To be done:
Here are some records. Copy each one exactly.

A run of records
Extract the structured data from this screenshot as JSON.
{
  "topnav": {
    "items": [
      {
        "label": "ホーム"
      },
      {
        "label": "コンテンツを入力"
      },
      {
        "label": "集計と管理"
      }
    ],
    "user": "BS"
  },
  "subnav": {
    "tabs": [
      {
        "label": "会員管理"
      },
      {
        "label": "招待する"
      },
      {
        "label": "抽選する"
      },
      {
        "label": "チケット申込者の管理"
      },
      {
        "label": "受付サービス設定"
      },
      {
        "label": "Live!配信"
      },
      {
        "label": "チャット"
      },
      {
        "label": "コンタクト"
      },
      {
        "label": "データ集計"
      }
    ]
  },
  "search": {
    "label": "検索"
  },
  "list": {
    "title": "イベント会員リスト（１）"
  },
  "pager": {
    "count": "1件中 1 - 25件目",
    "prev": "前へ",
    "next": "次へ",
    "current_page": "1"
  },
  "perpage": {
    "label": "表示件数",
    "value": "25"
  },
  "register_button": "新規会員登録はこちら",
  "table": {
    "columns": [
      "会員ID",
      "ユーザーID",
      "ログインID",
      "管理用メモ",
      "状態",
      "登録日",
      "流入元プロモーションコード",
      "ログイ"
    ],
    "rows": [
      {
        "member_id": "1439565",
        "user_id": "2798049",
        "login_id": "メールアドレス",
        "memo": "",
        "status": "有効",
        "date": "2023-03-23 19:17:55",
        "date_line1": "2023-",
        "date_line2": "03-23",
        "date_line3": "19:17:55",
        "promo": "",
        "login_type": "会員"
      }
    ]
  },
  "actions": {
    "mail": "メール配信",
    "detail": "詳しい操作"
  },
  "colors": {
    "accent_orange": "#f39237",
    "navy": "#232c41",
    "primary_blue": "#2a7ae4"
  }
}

Full output:
Extract the structured data from this screenshot as JSON.
{
  "topnav": {
    "items": [
      {
        "label": "ホーム"
      },
      {
        "label": "コンテンツを入力"
      },
      {
        "label": "集計と管理"
      }
    ],
    "user": "BS"
  },
  "subnav": {
    "tabs": [
      {
        "label": "会員管理"
      },
      {
        "label": "招待する"
      },
      {
        "label": "抽選する"
      },
      {
        "label": "チケット申込者の管理"
      },
      {
        "label": "受付サービス設定"
      },
      {
        "label": "Live!配信"
      },
      {
        "label": "チャット"
      },
      {
        "label": "コンタクト"
      },
      {
        "label": "データ集計"
      }
    ]
  },
  "search": {
    "label": "検索"
  },
  "list": {
    "title": "イベント会員リスト（１）"
  },
  "pager": {
    "count": "1件中 1 - 25件目",
    "prev": "前へ",
    "next": "次へ",
    "current_page": "1"
  },
  "perpage": {
    "label": "表示件数",
    "value": "25"
  },
  "register_button": "新規会員登録はこちら",
  "table": {
    "columns": [
      "会員ID",
      "ユーザーID",
      "ログインID",
      "管理用メモ",
      "状態",
      "登録日",
      "流入元プロモーションコード",
      "ログイ"
    ],
    "rows": [
      {
        "member_id": "1439565",
        "user_id": "2798049",
        "login_id": "メールアドレス",
        "memo": "",
        "status": "有効",
        "date": "2023-03-23 19:17:55",
        "date_line1": "2023-",
        "date_line2": "03-23",
        "date_line3": "19:17:55",
        "promo": "",
        "login_type": "会員"
      }
    ]
  },
  "actions": {
    "mail": "メール配信",
    "detail": "詳しい操作"
  },
  "colors": {
    "accent_orange": "#f39237",
    "navy": "#232c41",
    "primary_blue": "#2a7ae4"
  }
}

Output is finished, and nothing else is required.